- Schriftelijke opdracht
Beantwoord de volgende vragen over de passage over de meldcode hieronder.
1. Van welk landelijk format is de meldcode van de houder afgeleid?
2. Welke onderdelen worden genoemd aan de hand waarvan met signalen van huiselijk geweld of kindermishandeling wordt omgegaan?
3. Van welke functie zijn de beroepskrachten volgens de gesprekken op de hoogte, naast het stappenplan en het afwegingskader?

- Aangeleverde passage
··········
De houder heeft een meldcode huiselijk geweld en kindermishandeling vastgesteld welke is afgeleid van het landelijke format van BOinK(Belangenvereniging ouders in de kinderopvang).

Hierin is stapsgewijs aangegeven hoe met signalen van huiselijk geweld of kindermishandeling wordt omgegaan aan de hand van onder andere een stappenplan met afwegingskader,

verantwoordelijkheidstoedeling en een sociale kaart.

Gebleken is dat de houder handelt overeenkomstig de wettelijke meldplicht.

Uit de gesprekken met beroepskrachten is gebleken dat de houder er zorg voor draagt dat de beroepskrachten op de hoogte zijn van het stappenplan, het afwegingskader en de functie van de vertrouwensinspecteur van de Inspectie van het Onderwijs.
··········
- Aangeleverde gegevens
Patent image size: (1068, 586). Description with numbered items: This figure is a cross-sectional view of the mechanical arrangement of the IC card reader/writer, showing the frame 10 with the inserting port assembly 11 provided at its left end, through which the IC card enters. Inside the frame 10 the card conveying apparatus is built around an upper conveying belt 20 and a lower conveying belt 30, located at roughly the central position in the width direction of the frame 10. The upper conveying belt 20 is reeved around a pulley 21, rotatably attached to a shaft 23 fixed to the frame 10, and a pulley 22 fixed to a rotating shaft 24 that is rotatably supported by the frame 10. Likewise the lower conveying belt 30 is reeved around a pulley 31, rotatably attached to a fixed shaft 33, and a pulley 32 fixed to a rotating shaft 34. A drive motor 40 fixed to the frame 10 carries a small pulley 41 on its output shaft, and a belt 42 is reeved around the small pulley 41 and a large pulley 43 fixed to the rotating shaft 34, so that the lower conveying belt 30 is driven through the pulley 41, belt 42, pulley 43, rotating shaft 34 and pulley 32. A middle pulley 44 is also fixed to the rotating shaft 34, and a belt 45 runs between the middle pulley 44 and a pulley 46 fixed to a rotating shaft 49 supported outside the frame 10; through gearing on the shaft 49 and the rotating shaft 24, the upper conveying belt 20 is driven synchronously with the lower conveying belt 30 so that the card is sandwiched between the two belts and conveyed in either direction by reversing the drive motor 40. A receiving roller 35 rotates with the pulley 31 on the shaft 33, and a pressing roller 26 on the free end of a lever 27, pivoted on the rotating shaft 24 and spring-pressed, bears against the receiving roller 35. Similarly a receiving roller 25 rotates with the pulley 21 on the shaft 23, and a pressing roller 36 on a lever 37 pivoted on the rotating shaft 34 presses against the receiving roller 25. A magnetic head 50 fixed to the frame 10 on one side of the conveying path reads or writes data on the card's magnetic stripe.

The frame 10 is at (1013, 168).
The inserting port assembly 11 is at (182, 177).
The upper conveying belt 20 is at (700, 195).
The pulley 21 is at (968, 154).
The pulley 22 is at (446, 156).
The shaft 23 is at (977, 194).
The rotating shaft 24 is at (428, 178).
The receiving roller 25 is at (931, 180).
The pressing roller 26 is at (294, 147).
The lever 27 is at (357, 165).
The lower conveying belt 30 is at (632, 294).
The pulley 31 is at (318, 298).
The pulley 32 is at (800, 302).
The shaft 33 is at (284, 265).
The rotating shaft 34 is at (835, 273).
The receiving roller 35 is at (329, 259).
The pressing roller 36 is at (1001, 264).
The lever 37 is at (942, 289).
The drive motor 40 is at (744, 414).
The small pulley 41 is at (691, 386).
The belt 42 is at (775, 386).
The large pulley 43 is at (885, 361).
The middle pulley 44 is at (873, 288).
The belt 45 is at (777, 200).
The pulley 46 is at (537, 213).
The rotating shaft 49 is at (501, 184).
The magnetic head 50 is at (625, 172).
··········
- Resultaat opdracht
1. Van het landelijke format van BOinK (Belangenvereniging ouders in de kinderopvang).
2. Een stappenplan met afwegingskader, verantwoordelijkheidstoedeling en een sociale kaart.
3. De functie van de vertrouwensinspecteur van de Inspectie van het Onderwijs.